_Extracts from a graphics dataset:_

+===+

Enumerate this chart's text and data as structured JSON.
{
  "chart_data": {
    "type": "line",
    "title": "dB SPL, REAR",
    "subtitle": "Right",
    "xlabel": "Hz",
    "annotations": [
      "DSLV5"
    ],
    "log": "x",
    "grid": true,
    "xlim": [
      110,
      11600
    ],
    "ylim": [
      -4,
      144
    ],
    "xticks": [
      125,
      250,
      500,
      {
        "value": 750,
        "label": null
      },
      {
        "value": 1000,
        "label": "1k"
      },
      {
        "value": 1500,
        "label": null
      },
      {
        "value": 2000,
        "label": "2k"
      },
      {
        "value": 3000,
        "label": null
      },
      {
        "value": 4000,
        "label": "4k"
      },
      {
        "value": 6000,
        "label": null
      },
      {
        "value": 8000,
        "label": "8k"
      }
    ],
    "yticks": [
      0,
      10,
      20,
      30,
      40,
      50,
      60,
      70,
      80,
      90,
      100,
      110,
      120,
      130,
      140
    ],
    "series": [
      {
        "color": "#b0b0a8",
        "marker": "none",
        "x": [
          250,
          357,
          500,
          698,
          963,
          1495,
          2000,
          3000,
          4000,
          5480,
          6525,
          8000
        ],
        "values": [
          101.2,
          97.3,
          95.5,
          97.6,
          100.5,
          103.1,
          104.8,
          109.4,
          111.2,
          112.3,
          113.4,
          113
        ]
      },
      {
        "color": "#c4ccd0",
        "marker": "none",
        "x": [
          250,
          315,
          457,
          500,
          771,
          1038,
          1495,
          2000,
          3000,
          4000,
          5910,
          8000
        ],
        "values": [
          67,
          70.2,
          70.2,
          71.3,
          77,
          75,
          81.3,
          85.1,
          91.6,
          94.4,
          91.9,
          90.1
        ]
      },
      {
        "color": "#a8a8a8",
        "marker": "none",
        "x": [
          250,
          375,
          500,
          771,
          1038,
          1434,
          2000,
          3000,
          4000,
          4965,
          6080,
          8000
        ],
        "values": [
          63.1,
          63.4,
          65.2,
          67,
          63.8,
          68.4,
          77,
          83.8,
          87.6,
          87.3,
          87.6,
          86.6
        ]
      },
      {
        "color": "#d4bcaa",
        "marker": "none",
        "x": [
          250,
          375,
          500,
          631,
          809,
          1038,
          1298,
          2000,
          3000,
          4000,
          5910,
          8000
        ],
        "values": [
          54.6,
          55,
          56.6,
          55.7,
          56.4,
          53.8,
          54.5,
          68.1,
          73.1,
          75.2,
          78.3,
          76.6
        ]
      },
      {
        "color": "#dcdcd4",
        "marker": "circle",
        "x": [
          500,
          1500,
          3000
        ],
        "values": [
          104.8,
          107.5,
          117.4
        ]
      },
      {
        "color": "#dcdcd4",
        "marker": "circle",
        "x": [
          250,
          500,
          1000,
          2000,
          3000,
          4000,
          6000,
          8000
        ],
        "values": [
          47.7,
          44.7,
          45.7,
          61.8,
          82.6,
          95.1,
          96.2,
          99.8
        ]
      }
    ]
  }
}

+===+

_PROMPT:_
Write out the material from the first line to the last, exactly.

_FULL SOLUTION:_
Enumerate this chart's text and data as structured JSON.
{
  "chart_data": {
    "type": "line",
    "title": "dB SPL, REAR",
    "subtitle": "Right",
    "xlabel": "Hz",
    "annotations": [
      "DSLV5"
    ],
    "log": "x",
    "grid": true,
    "xlim": [
      110,
      11600
    ],
    "ylim": [
      -4,
      144
    ],
    "xticks": [
      125,
      250,
      500,
      {
        "value": 750,
        "label": null
      },
      {
        "value": 1000,
        "label": "1k"
      },
      {
        "value": 1500,
        "label": null
      },
      {
        "value": 2000,
        "label": "2k"
      },
      {
        "value": 3000,
        "label": null
      },
      {
        "value": 4000,
        "label": "4k"
      },
      {
        "value": 6000,
        "label": null
      },
      {
        "value": 8000,
        "label": "8k"
      }
    ],
    "yticks": [
      0,
      10,
      20,
      30,
      40,
      50,
      60,
      70,
      80,
      90,
      100,
      110,
      120,
      130,
      140
    ],
    "series": [
      {
        "color": "#b0b0a8",
        "marker": "none",
        "x": [
          250,
          357,
          500,
          698,
          963,
          1495,
          2000,
          3000,
          4000,
          5480,
          6525,
          8000
        ],
        "values": [
          101.2,
          97.3,
          95.5,
          97.6,
          100.5,
          103.1,
          104.8,
          109.4,
          111.2,
          112.3,
          113.4,
          113
        ]
      },
      {
        "color": "#c4ccd0",
        "marker": "none",
        "x": [
          250,
          315,
          457,
          500,
          771,
          1038,
          1495,
          2000,
          3000,
          4000,
          5910,
          8000
        ],
        "values": [
          67,
          70.2,
          70.2,
          71.3,
          77,
          75,
          81.3,
          85.1,
          91.6,
          94.4,
          91.9,
          90.1
        ]
      },
      {
        "color": "#a8a8a8",
        "marker": "none",
        "x": [
          250,
          375,
          500,
          771,
          1038,
          1434,
          2000,
          3000,
          4000,
          4965,
          6080,
          8000
        ],
        "values": [
          63.1,
          63.4,
          65.2,
          67,
          63.8,
          68.4,
          77,
          83.8,
          87.6,
          87.3,
          87.6,
          86.6
        ]
      },
      {
        "color": "#d4bcaa",
        "marker": "none",
        "x": [
          250,
          375,
          500,
          631,
          809,
          1038,
          1298,
          2000,
          3000,
          4000,
          5910,
          8000
        ],
        "values": [
          54.6,
          55,
          56.6,
          55.7,
          56.4,
          53.8,
          54.5,
          68.1,
          73.1,
          75.2,
          78.3,
          76.6
        ]
      },
      {
        "color": "#dcdcd4",
        "marker": "circle",
        "x": [
          500,
          1500,
          3000
        ],
        "values": [
          104.8,
          107.5,
          117.4
        ]
      },
      {
        "color": "#dcdcd4",
        "marker": "circle",
        "x": [
          250,
          500,
          1000,
          2000,
          3000,
          4000,
          6000,
          8000
        ],
        "values": [
          47.7,
          44.7,
          45.7,
          61.8,
          82.6,
          95.1,
          96.2,
          99.8
        ]
      }
    ]
  }
}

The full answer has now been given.